** START **
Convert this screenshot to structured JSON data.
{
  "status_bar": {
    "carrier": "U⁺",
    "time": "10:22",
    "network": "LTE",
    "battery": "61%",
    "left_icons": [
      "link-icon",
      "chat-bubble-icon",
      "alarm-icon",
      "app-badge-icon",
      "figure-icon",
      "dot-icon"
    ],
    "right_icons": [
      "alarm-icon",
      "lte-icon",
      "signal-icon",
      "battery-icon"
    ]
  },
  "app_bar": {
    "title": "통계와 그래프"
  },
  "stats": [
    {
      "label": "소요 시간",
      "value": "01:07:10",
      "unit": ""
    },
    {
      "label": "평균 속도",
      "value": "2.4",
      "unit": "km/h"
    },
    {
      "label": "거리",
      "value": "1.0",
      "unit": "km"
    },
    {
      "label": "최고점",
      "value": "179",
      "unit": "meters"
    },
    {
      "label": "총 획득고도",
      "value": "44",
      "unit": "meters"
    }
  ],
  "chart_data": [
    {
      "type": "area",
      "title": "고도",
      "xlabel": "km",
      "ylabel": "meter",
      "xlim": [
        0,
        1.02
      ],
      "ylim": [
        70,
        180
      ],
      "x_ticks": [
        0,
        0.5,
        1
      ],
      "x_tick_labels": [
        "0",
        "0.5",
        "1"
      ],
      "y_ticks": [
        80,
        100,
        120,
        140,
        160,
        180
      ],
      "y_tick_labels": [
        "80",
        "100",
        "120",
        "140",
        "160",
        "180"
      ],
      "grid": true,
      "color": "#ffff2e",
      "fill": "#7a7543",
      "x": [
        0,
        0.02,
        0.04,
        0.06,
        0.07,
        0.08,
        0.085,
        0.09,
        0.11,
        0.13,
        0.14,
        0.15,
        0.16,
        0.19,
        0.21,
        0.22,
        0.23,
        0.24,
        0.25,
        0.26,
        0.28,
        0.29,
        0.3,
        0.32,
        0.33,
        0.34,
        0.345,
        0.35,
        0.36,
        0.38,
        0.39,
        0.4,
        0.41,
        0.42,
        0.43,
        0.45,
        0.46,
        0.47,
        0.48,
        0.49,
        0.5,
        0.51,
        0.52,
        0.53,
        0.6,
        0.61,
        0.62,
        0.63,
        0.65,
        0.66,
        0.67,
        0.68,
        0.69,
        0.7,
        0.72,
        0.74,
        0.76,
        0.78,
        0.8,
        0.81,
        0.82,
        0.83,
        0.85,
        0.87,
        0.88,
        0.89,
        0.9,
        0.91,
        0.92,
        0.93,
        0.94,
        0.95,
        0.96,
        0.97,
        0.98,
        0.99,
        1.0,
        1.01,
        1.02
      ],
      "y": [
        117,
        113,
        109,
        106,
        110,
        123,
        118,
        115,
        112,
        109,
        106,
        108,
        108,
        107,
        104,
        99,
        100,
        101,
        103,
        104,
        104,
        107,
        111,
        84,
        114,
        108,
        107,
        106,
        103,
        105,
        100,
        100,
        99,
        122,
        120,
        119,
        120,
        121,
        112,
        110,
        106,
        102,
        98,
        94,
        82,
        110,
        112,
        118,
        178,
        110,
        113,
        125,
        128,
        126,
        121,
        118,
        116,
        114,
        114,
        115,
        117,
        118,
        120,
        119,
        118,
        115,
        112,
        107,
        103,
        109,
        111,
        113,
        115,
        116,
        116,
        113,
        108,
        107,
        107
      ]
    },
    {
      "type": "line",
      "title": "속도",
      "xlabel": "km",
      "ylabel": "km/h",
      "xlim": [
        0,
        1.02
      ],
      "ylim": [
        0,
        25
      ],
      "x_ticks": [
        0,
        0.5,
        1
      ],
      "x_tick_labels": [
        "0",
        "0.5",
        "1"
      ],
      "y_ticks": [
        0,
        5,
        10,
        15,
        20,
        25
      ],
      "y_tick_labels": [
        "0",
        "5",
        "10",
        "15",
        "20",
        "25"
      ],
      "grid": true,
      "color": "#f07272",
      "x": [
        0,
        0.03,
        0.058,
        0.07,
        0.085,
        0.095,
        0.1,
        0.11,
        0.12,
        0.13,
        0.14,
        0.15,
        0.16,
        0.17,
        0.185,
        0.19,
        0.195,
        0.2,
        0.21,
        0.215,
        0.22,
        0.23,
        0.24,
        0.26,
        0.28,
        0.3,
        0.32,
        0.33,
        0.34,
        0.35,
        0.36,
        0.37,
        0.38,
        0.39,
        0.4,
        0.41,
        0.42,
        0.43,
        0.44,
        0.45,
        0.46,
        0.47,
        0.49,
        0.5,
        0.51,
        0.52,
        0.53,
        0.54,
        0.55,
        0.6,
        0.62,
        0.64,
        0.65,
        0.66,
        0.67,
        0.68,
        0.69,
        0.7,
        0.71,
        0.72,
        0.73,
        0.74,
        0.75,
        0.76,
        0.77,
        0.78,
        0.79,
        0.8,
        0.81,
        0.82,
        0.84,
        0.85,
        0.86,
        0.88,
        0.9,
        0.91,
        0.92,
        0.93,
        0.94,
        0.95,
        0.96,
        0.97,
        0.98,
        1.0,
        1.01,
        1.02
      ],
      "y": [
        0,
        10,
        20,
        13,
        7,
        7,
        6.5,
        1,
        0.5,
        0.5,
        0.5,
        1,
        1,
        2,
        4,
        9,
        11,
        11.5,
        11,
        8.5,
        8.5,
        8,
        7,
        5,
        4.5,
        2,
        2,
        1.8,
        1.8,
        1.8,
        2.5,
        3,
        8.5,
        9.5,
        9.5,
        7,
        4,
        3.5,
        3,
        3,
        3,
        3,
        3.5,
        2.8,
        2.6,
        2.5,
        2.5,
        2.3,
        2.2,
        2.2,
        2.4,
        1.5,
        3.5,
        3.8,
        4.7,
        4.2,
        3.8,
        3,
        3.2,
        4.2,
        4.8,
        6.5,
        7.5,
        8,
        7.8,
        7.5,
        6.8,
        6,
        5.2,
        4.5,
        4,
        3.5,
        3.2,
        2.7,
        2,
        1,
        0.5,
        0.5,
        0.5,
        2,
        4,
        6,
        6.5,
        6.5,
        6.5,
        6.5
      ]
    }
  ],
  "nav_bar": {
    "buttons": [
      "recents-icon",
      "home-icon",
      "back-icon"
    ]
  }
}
** END **
# Required task
Repeat the listing exactly, from its first line to its last.

# Exercise solution
Convert this screenshot to structured JSON data.
{
  "status_bar": {
    "carrier": "U⁺",
    "time": "10:22",
    "network": "LTE",
    "battery": "61%",
    "left_icons": [
      "link-icon",
      "chat-bubble-icon",
      "alarm-icon",
      "app-badge-icon",
      "figure-icon",
      "dot-icon"
    ],
    "right_icons": [
      "alarm-icon",
      "lte-icon",
      "signal-icon",
      "battery-icon"
    ]
  },
  "app_bar": {
    "title": "통계와 그래프"
  },
  "stats": [
    {
      "label": "소요 시간",
      "value": "01:07:10",
      "unit": ""
    },
    {
      "label": "평균 속도",
      "value": "2.4",
      "unit": "km/h"
    },
    {
      "label": "거리",
      "value": "1.0",
      "unit": "km"
    },
    {
      "label": "최고점",
      "value": "179",
      "unit": "meters"
    },
    {
      "label": "총 획득고도",
      "value": "44",
      "unit": "meters"
    }
  ],
  "chart_data": [
    {
      "type": "area",
      "title": "고도",
      "xlabel": "km",
      "ylabel": "meter",
      "xlim": [
        0,
        1.02
      ],
      "ylim": [
        70,
        180
      ],
      "x_ticks": [
        0,
        0.5,
        1
      ],
      "x_tick_labels": [
        "0",
        "0.5",
        "1"
      ],
      "y_ticks": [
        80,
        100,
        120,
        140,
        160,
        180
      ],
      "y_tick_labels": [
        "80",
        "100",
        "120",
        "140",
        "160",
        "180"
      ],
      "grid": true,
      "color": "#ffff2e",
      "fill": "#7a7543",
      "x": [
        0,
        0.02,
        0.04,
        0.06,
        0.07,
        0.08,
        0.085,
        0.09,
        0.11,
        0.13,
        0.14,
        0.15,
        0.16,
        0.19,
        0.21,
        0.22,
        0.23,
        0.24,
        0.25,
        0.26,
        0.28,
        0.29,
        0.3,
        0.32,
        0.33,
        0.34,
        0.345,
        0.35,
        0.36,
        0.38,
        0.39,
        0.4,
        0.41,
        0.42,
        0.43,
        0.45,
        0.46,
        0.47,
        0.48,
        0.49,
        0.5,
        0.51,
        0.52,
        0.53,
        0.6,
        0.61,
        0.62,
        0.63,
        0.65,
        0.66,
        0.67,
        0.68,
        0.69,
        0.7,
        0.72,
        0.74,
        0.76,
        0.78,
        0.8,
        0.81,
        0.82,
        0.83,
        0.85,
        0.87,
        0.88,
        0.89,
        0.9,
        0.91,
        0.92,
        0.93,
        0.94,
        0.95,
        0.96,
        0.97,
        0.98,
        0.99,
        1.0,
        1.01,
        1.02
      ],
      "y": [
        117,
        113,
        109,
        106,
        110,
        123,
        118,
        115,
        112,
        109,
        106,
        108,
        108,
        107,
        104,
        99,
        100,
        101,
        103,
        104,
        104,
        107,
        111,
        84,
        114,
        108,
        107,
        106,
        103,
        105,
        100,
        100,
        99,
        122,
        120,
        119,
        120,
        121,
        112,
        110,
        106,
        102,
        98,
        94,
        82,
        110,
        112,
        118,
        178,
        110,
        113,
        125,
        128,
        126,
        121,
        118,
        116,
        114,
        114,
        115,
        117,
        118,
        120,
        119,
        118,
        115,
        112,
        107,
        103,
        109,
        111,
        113,
        115,
        116,
        116,
        113,
        108,
        107,
        107
      ]
    },
    {
      "type": "line",
      "title": "속도",
      "xlabel": "km",
      "ylabel": "km/h",
      "xlim": [
        0,
        1.02
      ],
      "ylim": [
        0,
        25
      ],
      "x_ticks": [
        0,
        0.5,
        1
      ],
      "x_tick_labels": [
        "0",
        "0.5",
        "1"
      ],
      "y_ticks": [
        0,
        5,
        10,
        15,
        20,
        25
      ],
      "y_tick_labels": [
        "0",
        "5",
        "10",
        "15",
        "20",
        "25"
      ],
      "grid": true,
      "color": "#f07272",
      "x": [
        0,
        0.03,
        0.058,
        0.07,
        0.085,
        0.095,
        0.1,
        0.11,
        0.12,
        0.13,
        0.14,
        0.15,
        0.16,
        0.17,
        0.185,
        0.19,
        0.195,
        0.2,
        0.21,
        0.215,
        0.22,
        0.23,
        0.24,
        0.26,
        0.28,
        0.3,
        0.32,
        0.33,
        0.34,
        0.35,
        0.36,
        0.37,
        0.38,
        0.39,
        0.4,
        0.41,
        0.42,
        0.43,
        0.44,
        0.45,
        0.46,
        0.47,
        0.49,
        0.5,
        0.51,
        0.52,
        0.53,
        0.54,
        0.55,
        0.6,
        0.62,
        0.64,
        0.65,
        0.66,
        0.67,
        0.68,
        0.69,
        0.7,
        0.71,
        0.72,
        0.73,
        0.74,
        0.75,
        0.76,
        0.77,
        0.78,
        0.79,
        0.8,
        0.81,
        0.82,
        0.84,
        0.85,
        0.86,
        0.88,
        0.9,
        0.91,
        0.92,
        0.93,
        0.94,
        0.95,
        0.96,
        0.97,
        0.98,
        1.0,
        1.01,
        1.02
      ],
      "y": [
        0,
        10,
        20,
        13,
        7,
        7,
        6.5,
        1,
        0.5,
        0.5,
        0.5,
        1,
        1,
        2,
        4,
        9,
        11,
        11.5,
        11,
        8.5,
        8.5,
        8,
        7,
        5,
        4.5,
        2,
        2,
        1.8,
        1.8,
        1.8,
        2.5,
        3,
        8.5,
        9.5,
        9.5,
        7,
        4,
        3.5,
        3,
        3,
        3,
        3,
        3.5,
        2.8,
        2.6,
        2.5,
        2.5,
        2.3,
        2.2,
        2.2,
        2.4,
        1.5,
        3.5,
        3.8,
        4.7,
        4.2,
        3.8,
        3,
        3.2,
        4.2,
        4.8,
        6.5,
        7.5,
        8,
        7.8,
        7.5,
        6.8,
        6,
        5.2,
        4.5,
        4,
        3.5,
        3.2,
        2.7,
        2,
        1,
        0.5,
        0.5,
        0.5,
        2,
        4,
        6,
        6.5,
        6.5,
        6.5,
        6.5
      ]
    }
  ],
  "nav_bar": {
    "buttons": [
      "recents-icon",
      "home-icon",
      "back-icon"
    ]
  }
}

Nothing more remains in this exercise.